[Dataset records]
------------------------
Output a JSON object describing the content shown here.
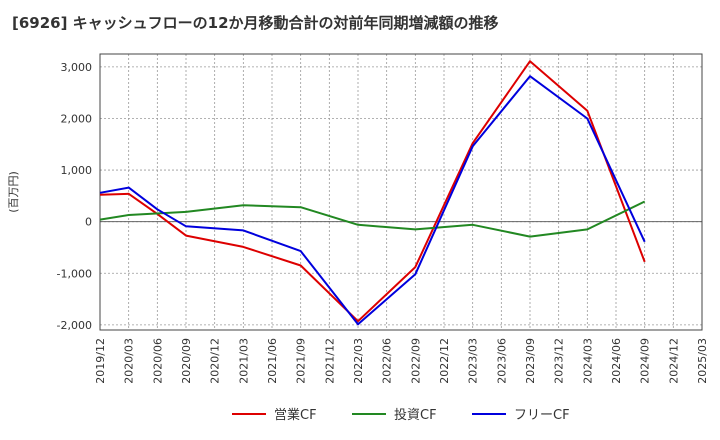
{
  "chart_data": {
    "type": "line",
    "title": "[6926]  キャッシュフローの12か月移動合計の対前年同期増減額の推移",
    "ylabel": "(百万円)",
    "xlabel": "",
    "ylim": [
      -2100,
      3250
    ],
    "yticks": [
      -2000,
      -1000,
      0,
      1000,
      2000,
      3000
    ],
    "ytick_labels": [
      "-2,000",
      "-1,000",
      "0",
      "1,000",
      "2,000",
      "3,000"
    ],
    "x": [
      "2019/12",
      "2020/03",
      "2020/06",
      "2020/09",
      "2020/12",
      "2021/03",
      "2021/06",
      "2021/09",
      "2021/12",
      "2022/03",
      "2022/06",
      "2022/09",
      "2022/12",
      "2023/03",
      "2023/06",
      "2023/09",
      "2023/12",
      "2024/03",
      "2024/06",
      "2024/09",
      "2024/12",
      "2025/03"
    ],
    "grid": true,
    "legend_position": "bottom",
    "series": [
      {
        "name": "営業CF",
        "color": "#dd0000",
        "values": [
          520,
          540,
          150,
          -270,
          null,
          -490,
          null,
          -850,
          null,
          -1930,
          null,
          -880,
          null,
          1520,
          null,
          3110,
          null,
          2150,
          null,
          -780,
          null,
          null
        ]
      },
      {
        "name": "投資CF",
        "color": "#228822",
        "values": [
          40,
          130,
          null,
          190,
          null,
          320,
          null,
          280,
          null,
          -60,
          null,
          -150,
          null,
          -60,
          null,
          -290,
          null,
          -150,
          null,
          390,
          null,
          null
        ]
      },
      {
        "name": "フリーCF",
        "color": "#0000dd",
        "values": [
          560,
          660,
          240,
          -90,
          null,
          -170,
          null,
          -570,
          null,
          -1990,
          null,
          -1020,
          null,
          1460,
          null,
          2820,
          null,
          2000,
          null,
          -390,
          null,
          null
        ]
      }
    ]
  }
}
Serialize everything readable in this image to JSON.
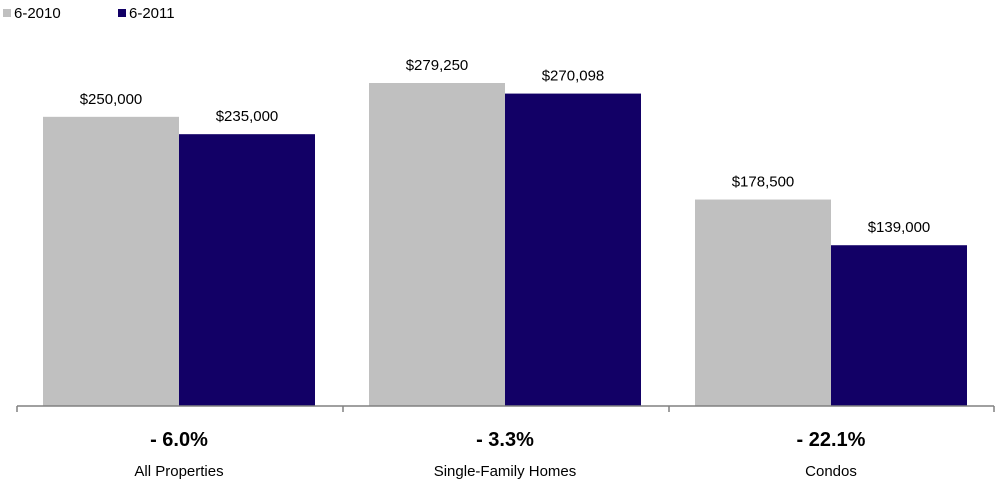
{
  "chart_data": {
    "type": "bar",
    "legend_position": "top-left",
    "grid": false,
    "ylim": [
      0,
      300000
    ],
    "categories": [
      "All Properties",
      "Single-Family Homes",
      "Condos"
    ],
    "changes": [
      "- 6.0%",
      "- 3.3%",
      "- 22.1%"
    ],
    "series": [
      {
        "name": "6-2010",
        "color": "#c0c0c0",
        "values": [
          250000,
          279250,
          178500
        ],
        "labels": [
          "$250,000",
          "$279,250",
          "$178,500"
        ]
      },
      {
        "name": "6-2011",
        "color": "#120066",
        "values": [
          235000,
          270098,
          139000
        ],
        "labels": [
          "$235,000",
          "$270,098",
          "$139,000"
        ]
      }
    ]
  }
}
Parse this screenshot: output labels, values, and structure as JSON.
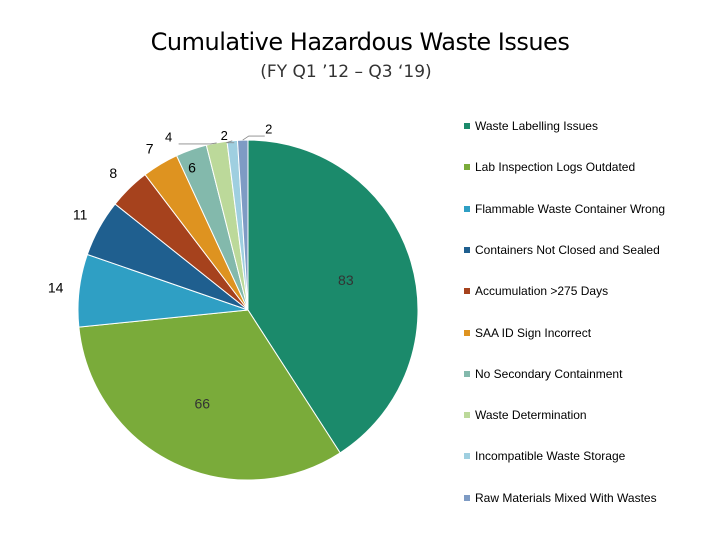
{
  "chart_data": {
    "type": "pie",
    "title": "Cumulative Hazardous Waste Issues",
    "subtitle": "(FY Q1 ’12 – Q3 ‘19)",
    "legend_position": "right",
    "series": [
      {
        "name": "Waste Labelling Issues",
        "value": 83,
        "color": "#1b8a6b"
      },
      {
        "name": "Lab Inspection Logs Outdated",
        "value": 66,
        "color": "#7aab3a"
      },
      {
        "name": "Flammable Waste Container Wrong",
        "value": 14,
        "color": "#2f9fc4"
      },
      {
        "name": "Containers Not Closed and Sealed",
        "value": 11,
        "color": "#1f5f8f"
      },
      {
        "name": "Accumulation >275 Days",
        "value": 8,
        "color": "#a6421d"
      },
      {
        "name": "SAA ID Sign Incorrect",
        "value": 7,
        "color": "#de9320"
      },
      {
        "name": "No Secondary Containment",
        "value": 6,
        "color": "#83b9ac"
      },
      {
        "name": "Waste Determination",
        "value": 4,
        "color": "#bcd99a"
      },
      {
        "name": "Incompatible Waste Storage",
        "value": 2,
        "color": "#9fcfe0"
      },
      {
        "name": "Raw Materials Mixed With Wastes",
        "value": 2,
        "color": "#7e9bc4"
      }
    ]
  }
}
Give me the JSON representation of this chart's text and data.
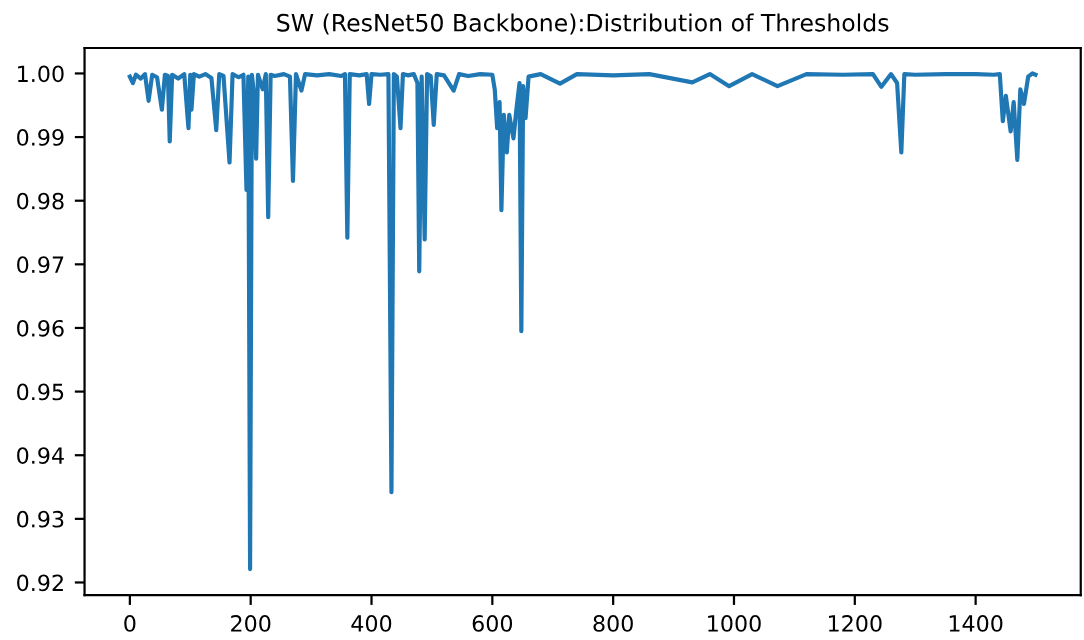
{
  "chart_data": {
    "type": "line",
    "title": "SW (ResNet50 Backbone):Distribution of Thresholds",
    "x": [
      0,
      5,
      10,
      18,
      25,
      31,
      37,
      45,
      53,
      58,
      63,
      66,
      70,
      80,
      90,
      97,
      100,
      102,
      106,
      115,
      125,
      135,
      143,
      148,
      155,
      165,
      170,
      180,
      188,
      193,
      196,
      199,
      202,
      206,
      209,
      212,
      220,
      225,
      229,
      233,
      240,
      255,
      265,
      270,
      275,
      284,
      290,
      310,
      330,
      350,
      356,
      360,
      364,
      380,
      392,
      396,
      400,
      415,
      428,
      433,
      437,
      442,
      448,
      452,
      460,
      470,
      476,
      479,
      483,
      488,
      492,
      498,
      503,
      508,
      520,
      536,
      545,
      560,
      580,
      600,
      604,
      608,
      612,
      615,
      619,
      624,
      628,
      635,
      640,
      645,
      648,
      651,
      655,
      660,
      680,
      712,
      740,
      800,
      860,
      931,
      960,
      992,
      1030,
      1072,
      1120,
      1180,
      1230,
      1244,
      1260,
      1270,
      1277,
      1282,
      1300,
      1350,
      1400,
      1430,
      1440,
      1445,
      1450,
      1458,
      1463,
      1469,
      1474,
      1480,
      1487,
      1494,
      1499
    ],
    "values": [
      0.9995,
      0.9985,
      0.9998,
      0.9992,
      0.9999,
      0.9957,
      0.9998,
      0.9994,
      0.9943,
      0.9998,
      0.9996,
      0.9893,
      0.9998,
      0.9992,
      0.9999,
      0.9914,
      0.9998,
      0.9943,
      0.9999,
      0.9995,
      0.9999,
      0.9993,
      0.9911,
      0.9999,
      0.9996,
      0.986,
      0.9999,
      0.9994,
      0.9998,
      0.9817,
      0.9995,
      0.9221,
      0.9998,
      0.9962,
      0.9866,
      0.9998,
      0.9975,
      0.9999,
      0.9774,
      0.9998,
      0.9996,
      0.9999,
      0.9995,
      0.9831,
      0.9999,
      0.9973,
      0.9999,
      0.9997,
      0.9999,
      0.9996,
      0.9999,
      0.9742,
      0.9999,
      0.9997,
      0.9999,
      0.9952,
      0.9999,
      0.9998,
      0.9999,
      0.9342,
      0.9999,
      0.9995,
      0.9914,
      0.9999,
      0.9997,
      0.9999,
      0.9985,
      0.9689,
      0.9995,
      0.9739,
      0.9999,
      0.9996,
      0.9919,
      0.9999,
      0.9997,
      0.9973,
      0.9999,
      0.9996,
      0.9999,
      0.9998,
      0.9975,
      0.9914,
      0.9955,
      0.9785,
      0.9935,
      0.9876,
      0.9935,
      0.9898,
      0.9945,
      0.9985,
      0.9595,
      0.998,
      0.993,
      0.9995,
      0.9999,
      0.9984,
      0.9999,
      0.9997,
      0.9999,
      0.9986,
      0.9999,
      0.998,
      0.9999,
      0.998,
      0.9999,
      0.9998,
      0.9999,
      0.9979,
      0.9999,
      0.9985,
      0.9876,
      0.9999,
      0.9998,
      0.9999,
      0.9999,
      0.9998,
      0.9999,
      0.9925,
      0.9965,
      0.9909,
      0.9955,
      0.9864,
      0.9975,
      0.9952,
      0.9995,
      1.0,
      0.9998
    ],
    "color": "#1f77b4",
    "xlim": [
      -75,
      1574
    ],
    "ylim": [
      0.918,
      1.004
    ],
    "xticks": [
      0,
      200,
      400,
      600,
      800,
      1000,
      1200,
      1400
    ],
    "yticks": [
      {
        "value": 0.92,
        "label": "0.92"
      },
      {
        "value": 0.93,
        "label": "0.93"
      },
      {
        "value": 0.94,
        "label": "0.94"
      },
      {
        "value": 0.95,
        "label": "0.95"
      },
      {
        "value": 0.96,
        "label": "0.96"
      },
      {
        "value": 0.97,
        "label": "0.97"
      },
      {
        "value": 0.98,
        "label": "0.98"
      },
      {
        "value": 0.99,
        "label": "0.99"
      },
      {
        "value": 1.0,
        "label": "1.00"
      }
    ],
    "grid": false,
    "legend": false
  }
}
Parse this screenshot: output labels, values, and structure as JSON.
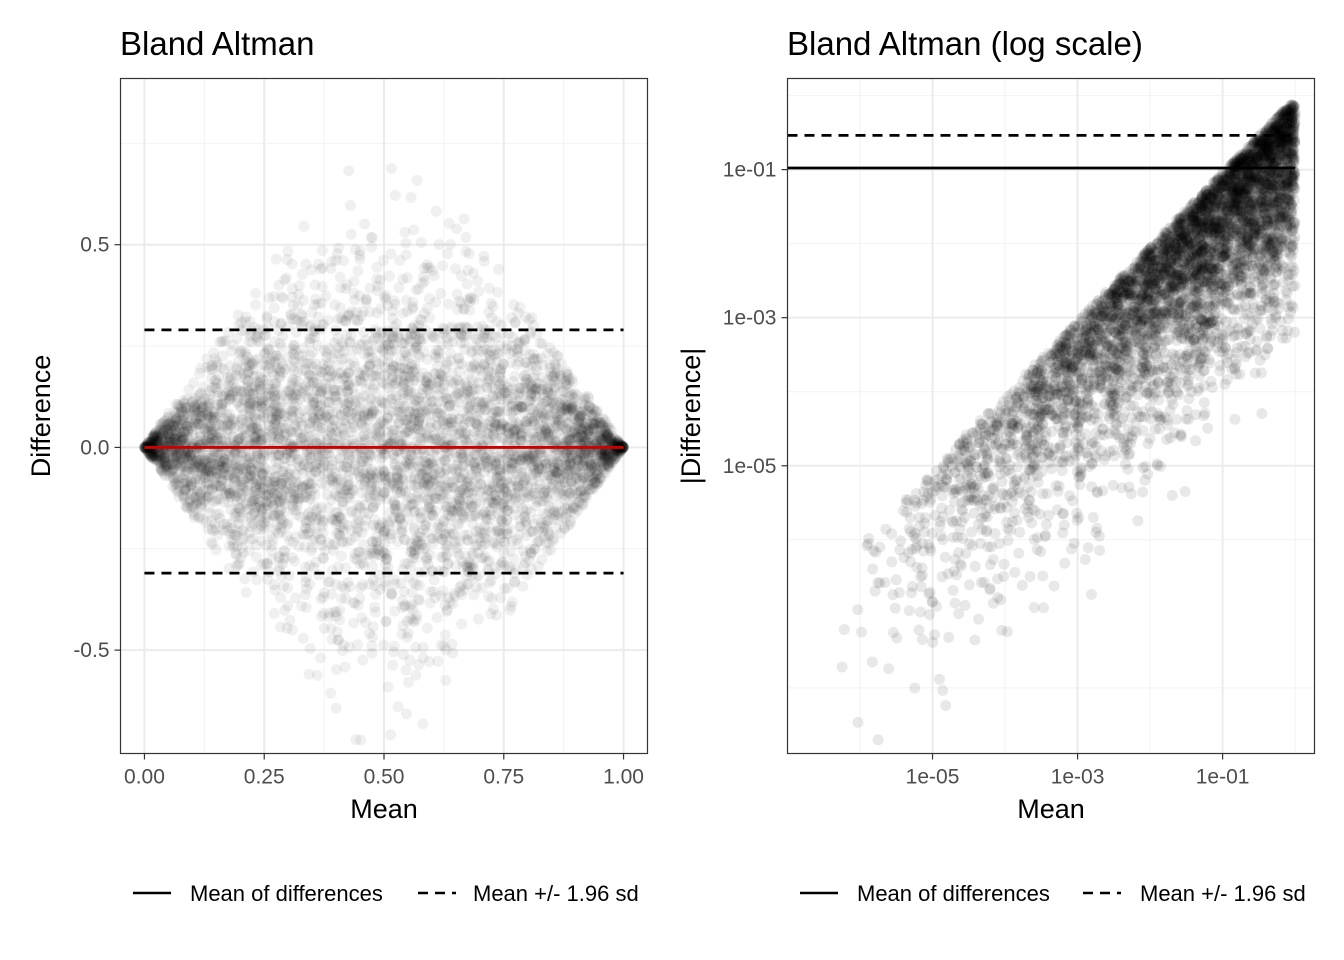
{
  "chart_data": [
    {
      "type": "scatter",
      "title": "Bland Altman",
      "xlabel": "Mean",
      "ylabel": "Difference",
      "xlim": [
        -0.05,
        1.05
      ],
      "ylim": [
        -0.755,
        0.91
      ],
      "x_ticks": [
        0.0,
        0.25,
        0.5,
        0.75,
        1.0
      ],
      "x_tick_labels": [
        "0.00",
        "0.25",
        "0.50",
        "0.75",
        "1.00"
      ],
      "y_ticks": [
        -0.5,
        0.0,
        0.5
      ],
      "y_tick_labels": [
        "-0.5",
        "0.0",
        "0.5"
      ],
      "points_color": "#000000",
      "points_alpha": 0.06,
      "reference_lines": [
        {
          "name": "mean_line",
          "y": 0.0,
          "x_range": [
            0.0,
            1.0
          ],
          "style": "solid",
          "color": "#cc0000"
        },
        {
          "name": "upper_limit",
          "y": 0.29,
          "x_range": [
            0.0,
            1.0
          ],
          "style": "dashed",
          "color": "#000000"
        },
        {
          "name": "lower_limit",
          "y": -0.31,
          "x_range": [
            0.0,
            1.0
          ],
          "style": "dashed",
          "color": "#000000"
        }
      ],
      "grid": true,
      "legend_position": "bottom",
      "legend": [
        {
          "label": "Mean of differences",
          "style": "solid"
        },
        {
          "label": "Mean +/- 1.96 sd",
          "style": "dashed"
        }
      ]
    },
    {
      "type": "scatter",
      "title": "Bland Altman (log scale)",
      "xlabel": "Mean",
      "ylabel": "|Difference|",
      "x_scale": "log",
      "y_scale": "log",
      "xlim": [
        1e-07,
        1.85
      ],
      "ylim": [
        1.3e-09,
        1.7
      ],
      "x_ticks": [
        1e-05,
        0.001,
        0.1
      ],
      "x_tick_labels": [
        "1e-05",
        "1e-03",
        "1e-01"
      ],
      "y_ticks": [
        1e-05,
        0.001,
        0.1
      ],
      "y_tick_labels": [
        "1e-05",
        "1e-03",
        "1e-01"
      ],
      "points_color": "#000000",
      "points_alpha": 0.06,
      "reference_lines": [
        {
          "name": "mean_line",
          "y": 0.105,
          "x_range": [
            1e-07,
            1.0
          ],
          "style": "solid",
          "color": "#000000"
        },
        {
          "name": "upper_limit",
          "y": 0.29,
          "x_range": [
            1e-07,
            1.0
          ],
          "style": "dashed",
          "color": "#000000"
        }
      ],
      "grid": true,
      "legend_position": "bottom",
      "legend": [
        {
          "label": "Mean of differences",
          "style": "solid"
        },
        {
          "label": "Mean +/- 1.96 sd",
          "style": "dashed"
        }
      ]
    }
  ]
}
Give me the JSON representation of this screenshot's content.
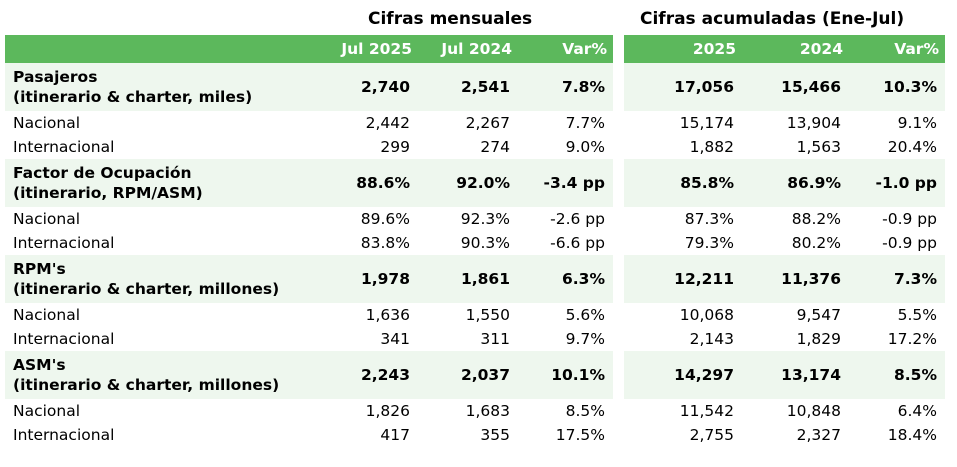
{
  "monthly_title": "Cifras mensuales",
  "cumulative_title": "Cifras acumuladas (Ene-Jul)",
  "headers": {
    "m1": "Jul 2025",
    "m2": "Jul 2024",
    "mvar": "Var%",
    "c1": "2025",
    "c2": "2024",
    "cvar": "Var%"
  },
  "groups": [
    {
      "label1": "Pasajeros",
      "label2": "(itinerario & charter, miles)",
      "values": [
        "2,740",
        "2,541",
        "7.8%",
        "17,056",
        "15,466",
        "10.3%"
      ],
      "rows": [
        {
          "label": "Nacional",
          "values": [
            "2,442",
            "2,267",
            "7.7%",
            "15,174",
            "13,904",
            "9.1%"
          ]
        },
        {
          "label": "Internacional",
          "values": [
            "299",
            "274",
            "9.0%",
            "1,882",
            "1,563",
            "20.4%"
          ]
        }
      ]
    },
    {
      "label1": "Factor de Ocupación",
      "label2": "(itinerario, RPM/ASM)",
      "values": [
        "88.6%",
        "92.0%",
        "-3.4 pp",
        "85.8%",
        "86.9%",
        "-1.0 pp"
      ],
      "rows": [
        {
          "label": "Nacional",
          "values": [
            "89.6%",
            "92.3%",
            "-2.6 pp",
            "87.3%",
            "88.2%",
            "-0.9 pp"
          ]
        },
        {
          "label": "Internacional",
          "values": [
            "83.8%",
            "90.3%",
            "-6.6 pp",
            "79.3%",
            "80.2%",
            "-0.9 pp"
          ]
        }
      ]
    },
    {
      "label1": "RPM's",
      "label2": "(itinerario & charter, millones)",
      "values": [
        "1,978",
        "1,861",
        "6.3%",
        "12,211",
        "11,376",
        "7.3%"
      ],
      "rows": [
        {
          "label": "Nacional",
          "values": [
            "1,636",
            "1,550",
            "5.6%",
            "10,068",
            "9,547",
            "5.5%"
          ]
        },
        {
          "label": "Internacional",
          "values": [
            "341",
            "311",
            "9.7%",
            "2,143",
            "1,829",
            "17.2%"
          ]
        }
      ]
    },
    {
      "label1": "ASM's",
      "label2": "(itinerario & charter, millones)",
      "values": [
        "2,243",
        "2,037",
        "10.1%",
        "14,297",
        "13,174",
        "8.5%"
      ],
      "rows": [
        {
          "label": "Nacional",
          "values": [
            "1,826",
            "1,683",
            "8.5%",
            "11,542",
            "10,848",
            "6.4%"
          ]
        },
        {
          "label": "Internacional",
          "values": [
            "417",
            "355",
            "17.5%",
            "2,755",
            "2,327",
            "18.4%"
          ]
        }
      ]
    }
  ]
}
------------------------
Where a line holds "Issues", copy it out.

    "title": "Cumulative Hazardous Waste Issues",
        "name": "Waste Labelling Issues",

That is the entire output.